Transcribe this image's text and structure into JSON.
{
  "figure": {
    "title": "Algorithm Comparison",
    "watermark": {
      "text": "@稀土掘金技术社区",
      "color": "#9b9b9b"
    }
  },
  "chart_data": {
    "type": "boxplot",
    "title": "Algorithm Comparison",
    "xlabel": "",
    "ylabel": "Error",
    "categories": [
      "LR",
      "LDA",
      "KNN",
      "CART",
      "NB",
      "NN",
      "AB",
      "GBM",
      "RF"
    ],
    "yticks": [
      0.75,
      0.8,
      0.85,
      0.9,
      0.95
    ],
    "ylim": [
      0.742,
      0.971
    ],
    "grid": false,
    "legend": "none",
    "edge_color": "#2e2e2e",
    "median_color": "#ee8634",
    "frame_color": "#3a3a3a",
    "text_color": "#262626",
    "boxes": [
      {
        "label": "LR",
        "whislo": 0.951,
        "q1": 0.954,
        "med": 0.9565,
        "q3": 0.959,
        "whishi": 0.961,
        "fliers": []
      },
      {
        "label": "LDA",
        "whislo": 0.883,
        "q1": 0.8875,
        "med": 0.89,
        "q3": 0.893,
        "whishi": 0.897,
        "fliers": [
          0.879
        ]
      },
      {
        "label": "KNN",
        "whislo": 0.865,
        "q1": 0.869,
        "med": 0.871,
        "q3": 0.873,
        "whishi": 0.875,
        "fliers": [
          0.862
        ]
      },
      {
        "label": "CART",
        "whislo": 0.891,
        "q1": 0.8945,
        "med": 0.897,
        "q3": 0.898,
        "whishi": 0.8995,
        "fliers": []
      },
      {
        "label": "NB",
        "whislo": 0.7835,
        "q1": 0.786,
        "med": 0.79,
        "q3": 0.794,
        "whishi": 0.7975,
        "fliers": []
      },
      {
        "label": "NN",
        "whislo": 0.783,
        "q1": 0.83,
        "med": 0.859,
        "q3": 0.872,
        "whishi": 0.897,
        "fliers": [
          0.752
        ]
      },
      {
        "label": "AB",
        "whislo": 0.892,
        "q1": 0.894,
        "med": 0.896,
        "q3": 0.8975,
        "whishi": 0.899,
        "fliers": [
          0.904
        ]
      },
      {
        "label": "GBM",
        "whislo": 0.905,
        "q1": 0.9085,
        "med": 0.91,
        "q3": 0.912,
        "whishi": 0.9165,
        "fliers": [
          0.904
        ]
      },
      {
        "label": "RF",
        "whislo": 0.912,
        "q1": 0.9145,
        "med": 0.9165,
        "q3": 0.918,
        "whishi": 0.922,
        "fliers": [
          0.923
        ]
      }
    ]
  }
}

====

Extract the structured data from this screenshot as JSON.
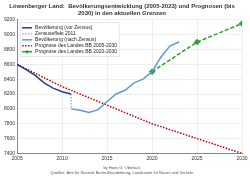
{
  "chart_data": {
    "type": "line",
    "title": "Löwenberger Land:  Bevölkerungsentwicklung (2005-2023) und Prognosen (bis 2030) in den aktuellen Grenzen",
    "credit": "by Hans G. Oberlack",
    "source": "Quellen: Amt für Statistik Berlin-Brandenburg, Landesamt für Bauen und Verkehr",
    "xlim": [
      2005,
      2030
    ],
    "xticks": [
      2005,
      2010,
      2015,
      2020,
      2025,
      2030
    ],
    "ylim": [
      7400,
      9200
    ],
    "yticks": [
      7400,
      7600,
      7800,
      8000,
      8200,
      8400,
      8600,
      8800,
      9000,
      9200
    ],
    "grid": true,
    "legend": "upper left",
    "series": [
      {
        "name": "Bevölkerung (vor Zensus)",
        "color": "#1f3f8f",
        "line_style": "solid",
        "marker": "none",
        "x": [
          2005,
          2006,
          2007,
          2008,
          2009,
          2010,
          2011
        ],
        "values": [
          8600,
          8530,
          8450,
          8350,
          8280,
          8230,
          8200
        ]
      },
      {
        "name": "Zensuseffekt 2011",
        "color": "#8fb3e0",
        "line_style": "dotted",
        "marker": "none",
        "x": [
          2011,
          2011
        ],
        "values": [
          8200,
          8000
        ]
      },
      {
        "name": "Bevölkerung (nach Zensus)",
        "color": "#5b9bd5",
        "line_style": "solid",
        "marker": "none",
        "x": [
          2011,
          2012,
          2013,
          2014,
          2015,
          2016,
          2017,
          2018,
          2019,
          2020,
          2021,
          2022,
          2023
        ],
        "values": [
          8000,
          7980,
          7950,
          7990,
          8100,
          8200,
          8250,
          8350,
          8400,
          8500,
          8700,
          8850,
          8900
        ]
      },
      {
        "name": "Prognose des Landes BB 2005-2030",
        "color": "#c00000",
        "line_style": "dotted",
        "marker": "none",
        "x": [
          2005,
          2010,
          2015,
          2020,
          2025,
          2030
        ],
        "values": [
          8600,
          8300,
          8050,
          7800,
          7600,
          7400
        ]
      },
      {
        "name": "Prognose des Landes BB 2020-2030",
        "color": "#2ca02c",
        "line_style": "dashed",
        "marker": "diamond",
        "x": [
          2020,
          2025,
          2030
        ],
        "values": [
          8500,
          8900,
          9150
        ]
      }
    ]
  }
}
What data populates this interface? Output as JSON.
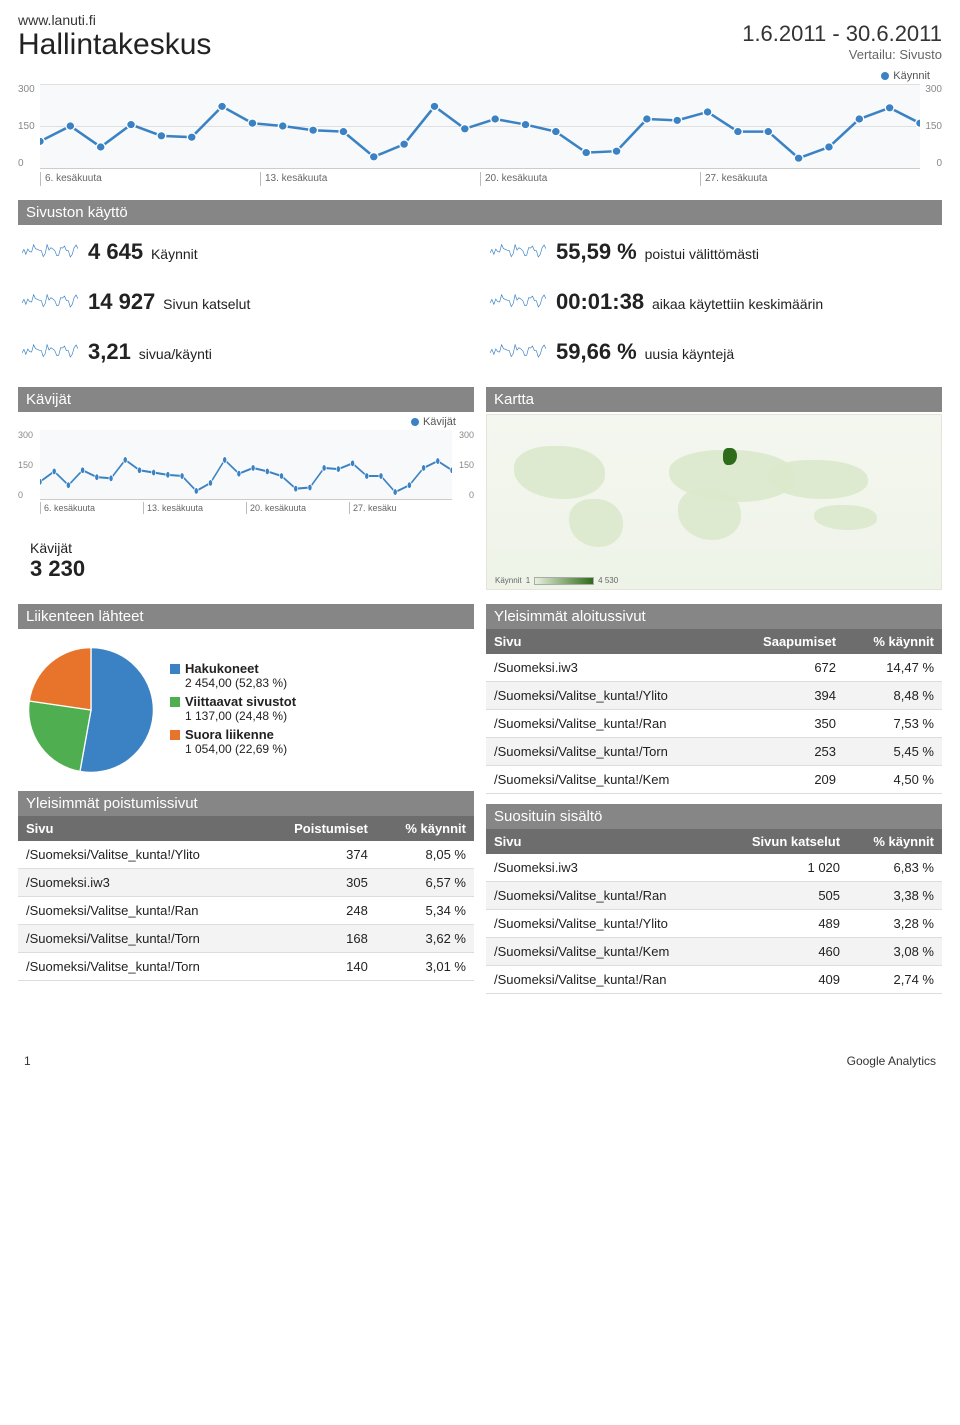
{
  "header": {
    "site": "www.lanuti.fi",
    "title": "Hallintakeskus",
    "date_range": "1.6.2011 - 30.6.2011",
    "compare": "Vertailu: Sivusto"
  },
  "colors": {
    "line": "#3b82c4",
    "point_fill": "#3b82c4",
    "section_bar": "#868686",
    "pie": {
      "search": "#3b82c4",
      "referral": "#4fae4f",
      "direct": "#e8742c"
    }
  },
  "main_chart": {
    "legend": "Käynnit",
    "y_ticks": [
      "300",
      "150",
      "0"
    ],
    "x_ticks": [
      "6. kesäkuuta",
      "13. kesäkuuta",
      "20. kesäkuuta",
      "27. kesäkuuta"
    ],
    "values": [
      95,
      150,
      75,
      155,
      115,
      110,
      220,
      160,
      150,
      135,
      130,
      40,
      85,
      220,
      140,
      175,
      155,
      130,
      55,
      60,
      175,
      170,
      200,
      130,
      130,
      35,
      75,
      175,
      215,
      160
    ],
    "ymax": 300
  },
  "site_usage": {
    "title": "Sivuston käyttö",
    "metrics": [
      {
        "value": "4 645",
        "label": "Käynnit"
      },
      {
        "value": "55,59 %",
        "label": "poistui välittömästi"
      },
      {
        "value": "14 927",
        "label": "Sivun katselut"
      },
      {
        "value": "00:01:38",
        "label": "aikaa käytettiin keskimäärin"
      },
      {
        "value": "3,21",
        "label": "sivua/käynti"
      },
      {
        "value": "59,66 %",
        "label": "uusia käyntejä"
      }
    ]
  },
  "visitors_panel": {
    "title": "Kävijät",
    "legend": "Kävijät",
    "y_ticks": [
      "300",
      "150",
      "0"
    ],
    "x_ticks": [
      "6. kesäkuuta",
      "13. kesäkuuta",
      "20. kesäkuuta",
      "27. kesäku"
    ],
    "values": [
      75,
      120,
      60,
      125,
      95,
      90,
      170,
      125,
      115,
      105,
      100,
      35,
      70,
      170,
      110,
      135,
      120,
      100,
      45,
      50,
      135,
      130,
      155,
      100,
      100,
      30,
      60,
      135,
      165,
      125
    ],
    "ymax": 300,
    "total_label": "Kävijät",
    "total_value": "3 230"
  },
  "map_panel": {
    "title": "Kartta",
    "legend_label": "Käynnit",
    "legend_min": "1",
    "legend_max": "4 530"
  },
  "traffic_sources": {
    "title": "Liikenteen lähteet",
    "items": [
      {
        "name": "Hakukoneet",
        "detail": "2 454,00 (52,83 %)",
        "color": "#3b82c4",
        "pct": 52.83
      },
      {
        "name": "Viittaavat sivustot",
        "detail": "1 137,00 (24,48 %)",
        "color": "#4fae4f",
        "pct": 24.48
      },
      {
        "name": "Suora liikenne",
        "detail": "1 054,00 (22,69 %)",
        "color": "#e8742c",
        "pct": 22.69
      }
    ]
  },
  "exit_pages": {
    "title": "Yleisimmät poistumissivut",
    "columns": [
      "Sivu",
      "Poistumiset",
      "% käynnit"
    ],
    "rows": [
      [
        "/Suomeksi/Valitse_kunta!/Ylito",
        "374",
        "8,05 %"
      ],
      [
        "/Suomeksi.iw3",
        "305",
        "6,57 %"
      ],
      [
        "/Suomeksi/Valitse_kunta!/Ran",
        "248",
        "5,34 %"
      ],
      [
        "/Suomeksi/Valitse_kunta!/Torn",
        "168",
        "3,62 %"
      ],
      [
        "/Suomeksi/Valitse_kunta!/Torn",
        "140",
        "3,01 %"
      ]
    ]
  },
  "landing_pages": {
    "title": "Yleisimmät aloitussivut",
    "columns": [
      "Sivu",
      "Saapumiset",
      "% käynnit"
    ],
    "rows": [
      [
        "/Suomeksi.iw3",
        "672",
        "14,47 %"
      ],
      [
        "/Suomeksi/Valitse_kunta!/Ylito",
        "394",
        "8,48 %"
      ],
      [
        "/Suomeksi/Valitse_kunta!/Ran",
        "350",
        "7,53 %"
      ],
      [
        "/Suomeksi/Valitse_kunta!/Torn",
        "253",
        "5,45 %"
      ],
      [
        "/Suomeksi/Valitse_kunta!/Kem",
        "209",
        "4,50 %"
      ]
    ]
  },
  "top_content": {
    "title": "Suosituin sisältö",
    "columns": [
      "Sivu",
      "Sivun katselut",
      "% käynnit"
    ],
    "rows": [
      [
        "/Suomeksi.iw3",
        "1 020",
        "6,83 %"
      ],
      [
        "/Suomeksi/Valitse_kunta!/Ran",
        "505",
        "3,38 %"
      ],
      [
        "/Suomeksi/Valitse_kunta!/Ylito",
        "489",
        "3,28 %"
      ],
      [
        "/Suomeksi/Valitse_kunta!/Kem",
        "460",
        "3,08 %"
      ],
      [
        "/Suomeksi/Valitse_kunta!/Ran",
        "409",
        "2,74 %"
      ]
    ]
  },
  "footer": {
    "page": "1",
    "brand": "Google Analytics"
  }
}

====

Across the preceding material, how many lines contain the word "katselut"? State the number alone.

2